Listings of regions and their labels
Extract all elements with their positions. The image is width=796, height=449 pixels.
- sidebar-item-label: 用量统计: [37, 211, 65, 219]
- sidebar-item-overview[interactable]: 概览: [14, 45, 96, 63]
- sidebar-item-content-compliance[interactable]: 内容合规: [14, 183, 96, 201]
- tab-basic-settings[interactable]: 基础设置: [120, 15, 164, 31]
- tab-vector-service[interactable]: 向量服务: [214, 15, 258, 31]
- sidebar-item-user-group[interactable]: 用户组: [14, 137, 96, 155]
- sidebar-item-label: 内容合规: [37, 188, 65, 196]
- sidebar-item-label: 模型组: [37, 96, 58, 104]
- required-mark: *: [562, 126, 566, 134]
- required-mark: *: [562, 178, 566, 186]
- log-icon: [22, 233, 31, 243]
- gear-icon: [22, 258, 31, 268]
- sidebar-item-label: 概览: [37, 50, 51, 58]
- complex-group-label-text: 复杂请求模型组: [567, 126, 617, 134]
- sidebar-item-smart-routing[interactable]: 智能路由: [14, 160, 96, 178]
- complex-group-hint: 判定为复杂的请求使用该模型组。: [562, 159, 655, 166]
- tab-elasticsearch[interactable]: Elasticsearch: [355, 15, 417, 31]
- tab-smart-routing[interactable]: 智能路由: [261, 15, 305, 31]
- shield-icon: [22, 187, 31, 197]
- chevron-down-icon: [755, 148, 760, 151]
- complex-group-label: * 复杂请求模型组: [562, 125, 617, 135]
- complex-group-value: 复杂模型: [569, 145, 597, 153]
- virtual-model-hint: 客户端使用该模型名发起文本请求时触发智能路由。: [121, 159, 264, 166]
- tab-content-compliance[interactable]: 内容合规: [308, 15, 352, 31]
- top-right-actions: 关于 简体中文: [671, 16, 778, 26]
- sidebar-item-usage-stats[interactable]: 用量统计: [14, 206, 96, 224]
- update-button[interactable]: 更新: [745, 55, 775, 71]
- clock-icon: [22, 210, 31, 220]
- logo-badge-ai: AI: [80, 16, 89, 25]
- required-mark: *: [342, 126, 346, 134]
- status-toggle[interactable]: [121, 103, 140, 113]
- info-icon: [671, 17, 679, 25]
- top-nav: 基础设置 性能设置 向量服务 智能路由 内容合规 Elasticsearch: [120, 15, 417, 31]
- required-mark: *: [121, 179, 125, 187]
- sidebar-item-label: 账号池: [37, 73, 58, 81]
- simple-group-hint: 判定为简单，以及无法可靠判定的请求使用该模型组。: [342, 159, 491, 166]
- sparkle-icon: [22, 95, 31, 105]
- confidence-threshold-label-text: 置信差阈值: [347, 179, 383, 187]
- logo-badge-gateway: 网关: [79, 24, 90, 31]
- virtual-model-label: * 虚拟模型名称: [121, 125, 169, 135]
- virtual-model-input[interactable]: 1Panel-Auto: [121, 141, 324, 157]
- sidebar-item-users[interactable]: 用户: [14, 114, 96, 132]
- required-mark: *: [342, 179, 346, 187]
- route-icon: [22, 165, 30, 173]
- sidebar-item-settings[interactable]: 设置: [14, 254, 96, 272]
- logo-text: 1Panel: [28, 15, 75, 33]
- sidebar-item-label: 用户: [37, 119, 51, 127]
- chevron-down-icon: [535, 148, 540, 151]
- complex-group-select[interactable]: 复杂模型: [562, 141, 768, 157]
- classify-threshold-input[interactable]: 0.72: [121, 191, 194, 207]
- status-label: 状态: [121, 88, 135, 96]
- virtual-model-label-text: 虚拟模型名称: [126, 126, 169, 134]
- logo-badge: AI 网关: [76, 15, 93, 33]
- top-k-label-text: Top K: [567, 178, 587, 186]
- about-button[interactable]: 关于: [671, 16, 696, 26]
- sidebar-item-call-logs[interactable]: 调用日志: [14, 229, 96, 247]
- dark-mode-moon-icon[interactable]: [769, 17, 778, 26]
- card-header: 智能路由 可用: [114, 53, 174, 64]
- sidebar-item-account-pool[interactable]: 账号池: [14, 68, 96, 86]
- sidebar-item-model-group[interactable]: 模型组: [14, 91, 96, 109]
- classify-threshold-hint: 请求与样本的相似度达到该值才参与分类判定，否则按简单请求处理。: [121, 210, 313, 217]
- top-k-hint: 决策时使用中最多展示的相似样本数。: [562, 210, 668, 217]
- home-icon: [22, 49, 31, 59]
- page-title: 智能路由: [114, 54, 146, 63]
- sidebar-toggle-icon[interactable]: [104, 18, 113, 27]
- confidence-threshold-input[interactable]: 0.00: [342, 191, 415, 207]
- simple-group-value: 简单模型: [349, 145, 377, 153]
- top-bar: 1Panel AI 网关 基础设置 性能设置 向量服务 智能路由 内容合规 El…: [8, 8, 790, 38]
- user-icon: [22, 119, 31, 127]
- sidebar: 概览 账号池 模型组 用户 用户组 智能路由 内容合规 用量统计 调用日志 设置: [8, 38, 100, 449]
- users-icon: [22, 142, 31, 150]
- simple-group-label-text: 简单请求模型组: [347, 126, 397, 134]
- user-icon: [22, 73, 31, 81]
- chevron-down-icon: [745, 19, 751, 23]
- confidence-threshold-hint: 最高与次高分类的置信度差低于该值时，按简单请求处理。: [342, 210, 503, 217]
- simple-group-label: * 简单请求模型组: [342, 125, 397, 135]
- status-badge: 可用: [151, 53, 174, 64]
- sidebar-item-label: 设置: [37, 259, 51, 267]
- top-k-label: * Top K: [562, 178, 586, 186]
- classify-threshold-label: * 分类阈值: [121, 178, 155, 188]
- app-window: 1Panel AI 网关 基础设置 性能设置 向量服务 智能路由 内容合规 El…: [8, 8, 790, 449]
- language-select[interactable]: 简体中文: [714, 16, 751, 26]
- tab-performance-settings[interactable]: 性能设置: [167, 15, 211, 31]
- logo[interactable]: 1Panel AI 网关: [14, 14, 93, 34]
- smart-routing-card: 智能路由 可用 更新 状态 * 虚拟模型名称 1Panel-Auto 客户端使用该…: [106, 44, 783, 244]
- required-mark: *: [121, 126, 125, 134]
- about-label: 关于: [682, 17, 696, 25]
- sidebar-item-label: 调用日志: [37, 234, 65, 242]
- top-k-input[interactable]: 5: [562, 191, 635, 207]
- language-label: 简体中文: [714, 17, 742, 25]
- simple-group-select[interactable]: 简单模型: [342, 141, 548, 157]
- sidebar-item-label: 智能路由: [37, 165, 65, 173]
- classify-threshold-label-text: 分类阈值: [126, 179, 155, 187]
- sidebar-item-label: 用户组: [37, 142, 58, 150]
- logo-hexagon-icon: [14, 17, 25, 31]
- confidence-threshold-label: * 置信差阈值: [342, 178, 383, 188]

=== WORK INSTRUCTIONS ===
Copy every line of the data above without changing anything.

=== FINISHED ANSWER ===
Extract all elements with their positions. The image is width=796, height=449 pixels.
- sidebar-item-label: 用量统计: [37, 211, 65, 219]
- sidebar-item-overview[interactable]: 概览: [14, 45, 96, 63]
- sidebar-item-content-compliance[interactable]: 内容合规: [14, 183, 96, 201]
- tab-basic-settings[interactable]: 基础设置: [120, 15, 164, 31]
- tab-vector-service[interactable]: 向量服务: [214, 15, 258, 31]
- sidebar-item-user-group[interactable]: 用户组: [14, 137, 96, 155]
- sidebar-item-label: 内容合规: [37, 188, 65, 196]
- sidebar-item-label: 模型组: [37, 96, 58, 104]
- required-mark: *: [562, 126, 566, 134]
- required-mark: *: [562, 178, 566, 186]
- log-icon: [22, 233, 31, 243]
- gear-icon: [22, 258, 31, 268]
- sidebar-item-label: 概览: [37, 50, 51, 58]
- complex-group-label-text: 复杂请求模型组: [567, 126, 617, 134]
- sidebar-item-smart-routing[interactable]: 智能路由: [14, 160, 96, 178]
- complex-group-hint: 判定为复杂的请求使用该模型组。: [562, 159, 655, 166]
- tab-elasticsearch[interactable]: Elasticsearch: [355, 15, 417, 31]
- tab-smart-routing[interactable]: 智能路由: [261, 15, 305, 31]
- shield-icon: [22, 187, 31, 197]
- chevron-down-icon: [755, 148, 760, 151]
- complex-group-label: * 复杂请求模型组: [562, 125, 617, 135]
- complex-group-value: 复杂模型: [569, 145, 597, 153]
- virtual-model-hint: 客户端使用该模型名发起文本请求时触发智能路由。: [121, 159, 264, 166]
- tab-content-compliance[interactable]: 内容合规: [308, 15, 352, 31]
- top-right-actions: 关于 简体中文: [671, 16, 778, 26]
- sidebar-item-usage-stats[interactable]: 用量统计: [14, 206, 96, 224]
- update-button[interactable]: 更新: [745, 55, 775, 71]
- clock-icon: [22, 210, 31, 220]
- logo-badge-ai: AI: [80, 16, 89, 25]
- required-mark: *: [342, 126, 346, 134]
- status-toggle[interactable]: [121, 103, 140, 113]
- info-icon: [671, 17, 679, 25]
- top-nav: 基础设置 性能设置 向量服务 智能路由 内容合规 Elasticsearch: [120, 15, 417, 31]
- required-mark: *: [121, 179, 125, 187]
- sidebar-item-label: 账号池: [37, 73, 58, 81]
- simple-group-hint: 判定为简单，以及无法可靠判定的请求使用该模型组。: [342, 159, 491, 166]
- sparkle-icon: [22, 95, 31, 105]
- confidence-threshold-label-text: 置信差阈值: [347, 179, 383, 187]
- logo-badge-gateway: 网关: [79, 24, 90, 31]
- virtual-model-label: * 虚拟模型名称: [121, 125, 169, 135]
- virtual-model-input[interactable]: 1Panel-Auto: [121, 141, 324, 157]
- sidebar-item-users[interactable]: 用户: [14, 114, 96, 132]
- required-mark: *: [342, 179, 346, 187]
- route-icon: [22, 165, 30, 173]
- sidebar-item-settings[interactable]: 设置: [14, 254, 96, 272]
- logo-text: 1Panel: [28, 15, 75, 33]
- sidebar-item-label: 用户: [37, 119, 51, 127]
- chevron-down-icon: [535, 148, 540, 151]
- complex-group-select[interactable]: 复杂模型: [562, 141, 768, 157]
- classify-threshold-input[interactable]: 0.72: [121, 191, 194, 207]
- status-label: 状态: [121, 88, 135, 96]
- virtual-model-label-text: 虚拟模型名称: [126, 126, 169, 134]
- logo-badge: AI 网关: [76, 15, 93, 33]
- top-k-label-text: Top K: [567, 178, 587, 186]
- about-button[interactable]: 关于: [671, 16, 696, 26]
- sidebar-item-call-logs[interactable]: 调用日志: [14, 229, 96, 247]
- dark-mode-moon-icon[interactable]: [769, 17, 778, 26]
- card-header: 智能路由 可用: [114, 53, 174, 64]
- sidebar-item-account-pool[interactable]: 账号池: [14, 68, 96, 86]
- sidebar-item-model-group[interactable]: 模型组: [14, 91, 96, 109]
- classify-threshold-hint: 请求与样本的相似度达到该值才参与分类判定，否则按简单请求处理。: [121, 210, 313, 217]
- top-k-hint: 决策时使用中最多展示的相似样本数。: [562, 210, 668, 217]
- home-icon: [22, 49, 31, 59]
- page-title: 智能路由: [114, 54, 146, 63]
- sidebar-toggle-icon[interactable]: [104, 18, 113, 27]
- confidence-threshold-input[interactable]: 0.00: [342, 191, 415, 207]
- simple-group-value: 简单模型: [349, 145, 377, 153]
- top-bar: 1Panel AI 网关 基础设置 性能设置 向量服务 智能路由 内容合规 El…: [8, 8, 790, 38]
- user-icon: [22, 119, 31, 127]
- sidebar: 概览 账号池 模型组 用户 用户组 智能路由 内容合规 用量统计 调用日志 设置: [8, 38, 100, 449]
- users-icon: [22, 142, 31, 150]
- simple-group-label-text: 简单请求模型组: [347, 126, 397, 134]
- user-icon: [22, 73, 31, 81]
- chevron-down-icon: [745, 19, 751, 23]
- confidence-threshold-hint: 最高与次高分类的置信度差低于该值时，按简单请求处理。: [342, 210, 503, 217]
- simple-group-label: * 简单请求模型组: [342, 125, 397, 135]
- status-badge: 可用: [151, 53, 174, 64]
- sidebar-item-label: 设置: [37, 259, 51, 267]
- top-k-label: * Top K: [562, 178, 586, 186]
- classify-threshold-label: * 分类阈值: [121, 178, 155, 188]
- app-window: 1Panel AI 网关 基础设置 性能设置 向量服务 智能路由 内容合规 El…: [8, 8, 790, 449]
- language-select[interactable]: 简体中文: [714, 16, 751, 26]
- tab-performance-settings[interactable]: 性能设置: [167, 15, 211, 31]
- logo[interactable]: 1Panel AI 网关: [14, 14, 93, 34]
- smart-routing-card: 智能路由 可用 更新 状态 * 虚拟模型名称 1Panel-Auto 客户端使用该…: [106, 44, 783, 244]
- required-mark: *: [121, 126, 125, 134]
- about-label: 关于: [682, 17, 696, 25]
- sidebar-item-label: 调用日志: [37, 234, 65, 242]
- top-k-input[interactable]: 5: [562, 191, 635, 207]
- language-label: 简体中文: [714, 17, 742, 25]
- simple-group-select[interactable]: 简单模型: [342, 141, 548, 157]
- sidebar-item-label: 智能路由: [37, 165, 65, 173]
- classify-threshold-label-text: 分类阈值: [126, 179, 155, 187]
- sidebar-item-label: 用户组: [37, 142, 58, 150]
- logo-hexagon-icon: [14, 17, 25, 31]
- confidence-threshold-label: * 置信差阈值: [342, 178, 383, 188]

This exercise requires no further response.